Recorded data
-- begin --

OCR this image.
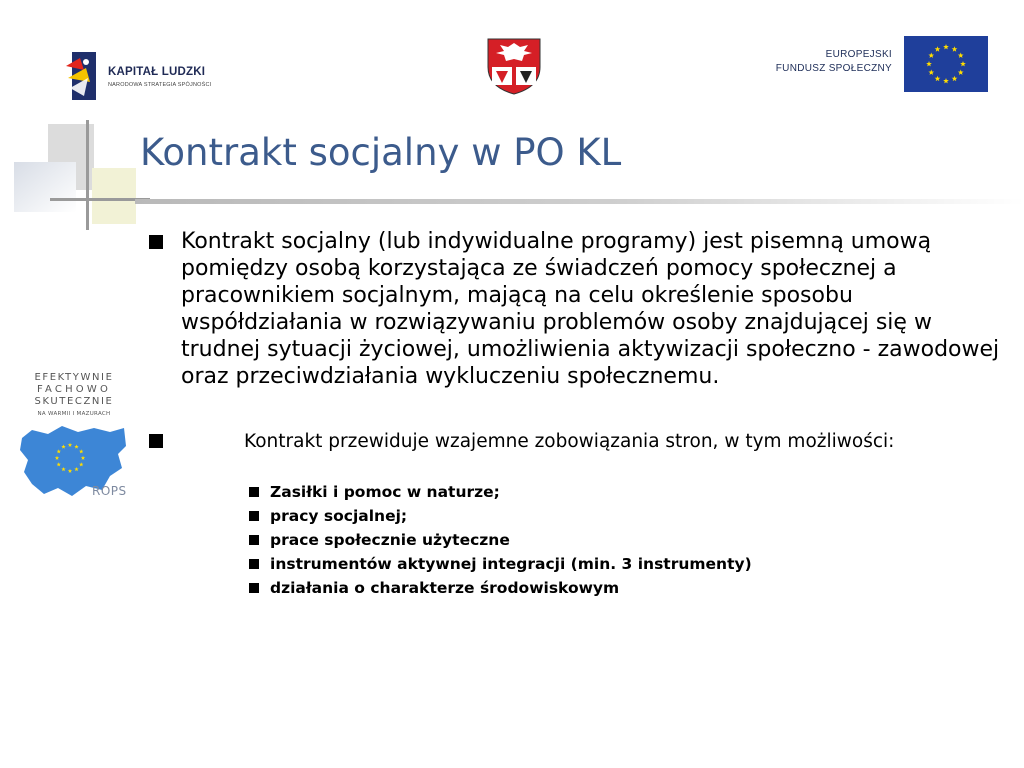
KAPITAŁ LUDZKI
NARODOWA STRATEGIA SPÓJNOŚCI
EUROPEJSKI
FUNDUSZ SPOŁECZNY
Kontrakt socjalny w PO KL
EFEKTYWNIE
FACHOWO
SKUTECZNIE
NA WARMII I MAZURACH
ROPS

Kontrakt socjalny (lub indywidualne programy) jest pisemną umową pomiędzy osobą korzystająca ze świadczeń pomocy społecznej a pracownikiem socjalnym, mającą na celu określenie sposobu współdziałania w rozwiązywaniu problemów osoby znajdującej się w trudnej sytuacji życiowej, umożliwienia aktywizacji społeczno - zawodowej oraz przeciwdziałania wykluczeniu społecznemu.

Kontrakt przewiduje wzajemne zobowiązania stron, w tym możliwości:

Zasiłki i pomoc w naturze;
pracy socjalnej;
prace społecznie użyteczne
instrumentów aktywnej integracji (min. 3 instrumenty)
działania o charakterze środowiskowym
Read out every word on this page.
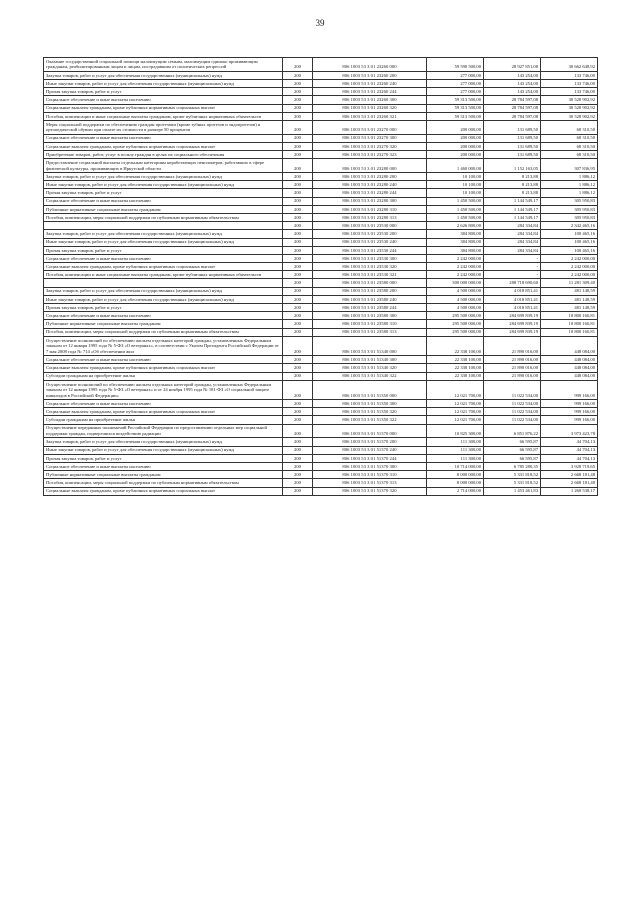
39
Оказание государственной социальной помощи малоимущим семьям, малоимущим одиноко проживающим гражданам, реабилитированным лицам и лицам, пострадавшим от политических репрессий	200	806 1003 53 3 01 23260 000	59 590 500,00	28 927 851,08	30 662 648,92
Закупка товаров, работ и услуг для обеспечения государственных (муниципальных) нужд	200	806 1003 53 3 01 23260 200	277 000,00	143 254,00	133 746,00
Иные закупки товаров, работ и услуг для обеспечения государственных (муниципальных) нужд	200	806 1003 53 3 01 23260 240	277 000,00	143 254,00	133 746,00
Прочая закупка товаров, работ и услуг	200	806 1003 53 3 01 23260 244	277 000,00	143 254,00	133 746,00
Социальное обеспечение и иные выплаты населению	200	806 1003 53 3 01 23260 300	59 313 500,00	28 784 597,08	30 528 902,92
Социальные выплаты гражданам, кроме публичных нормативных социальных выплат	200	806 1003 53 3 01 23260 320	59 313 500,00	28 784 597,08	30 528 902,92
Пособия, компенсации и иные социальные выплаты гражданам, кроме публичных нормативных обязательств	200	806 1003 53 3 01 23260 321	59 313 500,00	28 784 597,08	30 528 902,92
Меры социальной поддержки по обеспечению граждан протезами (кроме зубных протезов и эндопротезов) и ортопедической обувью при оплате их стоимости в размере 50 процентов	200	806 1003 53 3 01 23270 000	200 000,00	131 689,50	68 310,50
Социальное обеспечение и иные выплаты населению	200	806 1003 53 3 01 23270 300	200 000,00	131 689,50	68 310,50
Социальные выплаты гражданам, кроме публичных нормативных социальных выплат	200	806 1003 53 3 01 23270 320	200 000,00	131 689,50	68 310,50
Приобретение товаров, работ, услуг в пользу граждан в целях их социального обеспечения	200	806 1003 53 3 01 23270 323	200 000,00	131 689,50	68 310,50
Предоставление социальной выплаты отдельным категориям неработающих пенсионеров, работавших в сфере физической культуры, проживающих в Иркутской области	200	806 1003 53 3 01 23280 000	1 460 000,00	1 152 163,05	307 836,95
Закупка товаров, работ и услуг для обеспечения государственных (муниципальных) нужд	200	806 1003 53 3 01 23280 200	10 100,00	8 213,88	1 886,12
Иные закупки товаров, работ и услуг для обеспечения государственных (муниципальных) нужд	200	806 1003 53 3 01 23280 240	10 100,00	8 213,88	1 886,12
Прочая закупка товаров, работ и услуг	200	806 1003 53 3 01 23280 244	10 100,00	8 213,88	1 886,12
Социальное обеспечение и иные выплаты населению	200	806 1003 53 3 01 23280 300	1 450 500,00	1 144 549,17	305 950,83
Публичные нормативные социальные выплаты гражданам	200	806 1003 53 3 01 23280 310	1 450 500,00	1 144 549,17	305 950,83
Пособия, компенсации, меры социальной поддержки по публичным нормативным обязательствам	200	806 1003 53 3 01 23280 313	1 450 500,00	1 144 549,17	305 950,83
	200	806 1003 53 3 01 23530 000	2 626 800,00	284 334,84	2 342 465,16
Закупка товаров, работ и услуг для обеспечения государственных (муниципальных) нужд	200	806 1003 53 3 01 23530 200	384 800,00	284 334,84	100 465,16
Иные закупки товаров, работ и услуг для обеспечения государственных (муниципальных) нужд	200	806 1003 53 3 01 23530 240	384 800,00	284 334,84	100 465,16
Прочая закупка товаров, работ и услуг	200	806 1003 53 3 01 23530 244	384 800,00	284 334,84	100 465,16
Социальное обеспечение и иные выплаты населению	200	806 1003 53 3 01 23530 300	2 242 000,00	-	2 242 000,00
Социальные выплаты гражданам, кроме публичных нормативных социальных выплат	200	806 1003 53 3 01 23530 320	2 242 000,00	-	2 242 000,00
Пособия, компенсации и иные социальные выплаты гражданам, кроме публичных нормативных обязательств	200	806 1003 53 3 01 23530 321	2 242 000,00	-	2 242 000,00
	200	806 1003 53 3 01 23580 000	300 000 000,00	288 718 690,60	11 281 309,40
Закупка товаров, работ и услуг для обеспечения государственных (муниципальных) нужд	200	806 1003 53 3 01 23580 200	4 500 000,00	4 018 851,41	481 148,59
Иные закупки товаров, работ и услуг для обеспечения государственных (муниципальных) нужд	200	806 1003 53 3 01 23580 240	4 500 000,00	4 018 851,41	481 148,59
Прочая закупка товаров, работ и услуг	200	806 1003 53 3 01 23580 244	4 500 000,00	4 018 851,41	481 148,59
Социальное обеспечение и иные выплаты населению	200	806 1003 53 3 01 23580 300	295 500 000,00	284 699 839,19	10 800 160,81
Публичные нормативные социальные выплаты гражданам	200	806 1003 53 3 01 23580 310	295 500 000,00	284 699 839,19	10 800 160,81
Пособия, компенсации, меры социальной поддержки по публичным нормативным обязательствам	200	806 1003 53 3 01 23580 313	295 500 000,00	284 699 839,19	10 800 160,81
Осуществление полномочий по обеспечению жильем отдельных категорий граждан, установленных Федеральным законом от 12 января 1995 года № 5-ФЗ «О ветеранах», в соответствии с Указом Президента Российской Федерации от 7 мая 2008 года № 714 «Об обеспечении жил	200	806 1003 53 3 01 51340 000	22 338 100,00	21 890 016,00	448 084,00
Социальное обеспечение и иные выплаты населению	200	806 1003 53 3 01 51340 300	22 338 100,00	21 890 016,00	448 084,00
Социальные выплаты гражданам, кроме публичных нормативных социальных выплат	200	806 1003 53 3 01 51340 320	22 338 100,00	21 890 016,00	448 084,00
Субсидии гражданам на приобретение жилья	200	806 1003 53 3 01 51340 322	22 338 100,00	21 890 016,00	448 084,00
Осуществление полномочий по обеспечению жильем отдельных категорий граждан, установленных Федеральным законом от 12 января 1995 года № 5-ФЗ «О ветеранах» и от 24 ноября 1995 года № 181-ФЗ «О социальной защите инвалидов в Российской Федерации»	200	806 1003 53 3 01 51350 000	12 021 700,00	11 022 534,00	999 166,00
Социальное обеспечение и иные выплаты населению	200	806 1003 53 3 01 51350 300	12 021 700,00	11 022 534,00	999 166,00
Социальные выплаты гражданам, кроме публичных нормативных социальных выплат	200	806 1003 53 3 01 51350 320	12 021 700,00	11 022 534,00	999 166,00
Субсидии гражданам на приобретение жилья	200	806 1003 53 3 01 51350 322	12 021 700,00	11 022 534,00	999 166,00
Осуществление переданных полномочий Российской Федерации по предоставлению отдельных мер социальной поддержки граждан, подвергшихся воздействию радиации	200	806 1003 53 3 01 51370 000	10 825 300,00	6 851 876,22	3 973 423,78
Закупка товаров, работ и услуг для обеспечения государственных (муниципальных) нужд	200	806 1003 53 3 01 51370 200	111 300,00	66 595,87	44 704,13
Иные закупки товаров, работ и услуг для обеспечения государственных (муниципальных) нужд	200	806 1003 53 3 01 51370 240	111 300,00	66 595,87	44 704,13
Прочая закупка товаров, работ и услуг	200	806 1003 53 3 01 51370 244	111 300,00	66 595,87	44 704,13
Социальное обеспечение и иные выплаты населению	200	806 1003 53 3 01 51370 300	10 714 000,00	6 785 280,35	3 928 719,65
Публичные нормативные социальные выплаты гражданам	200	806 1003 53 3 01 51370 310	8 000 000,00	5 331 818,52	2 668 181,48
Пособия, компенсации, меры социальной поддержки по публичным нормативным обязательствам	200	806 1003 53 3 01 51370 313	8 000 000,00	5 331 818,52	2 668 181,48
Социальные выплаты гражданам, кроме публичных нормативных социальных выплат	200	806 1003 53 3 01 51370 320	2 714 000,00	1 453 461,83	1 260 538,17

-- end --

### Job
Say how many lines in this listing hold the string "Прочая", giving the count and nothing more.

### Worked solution
5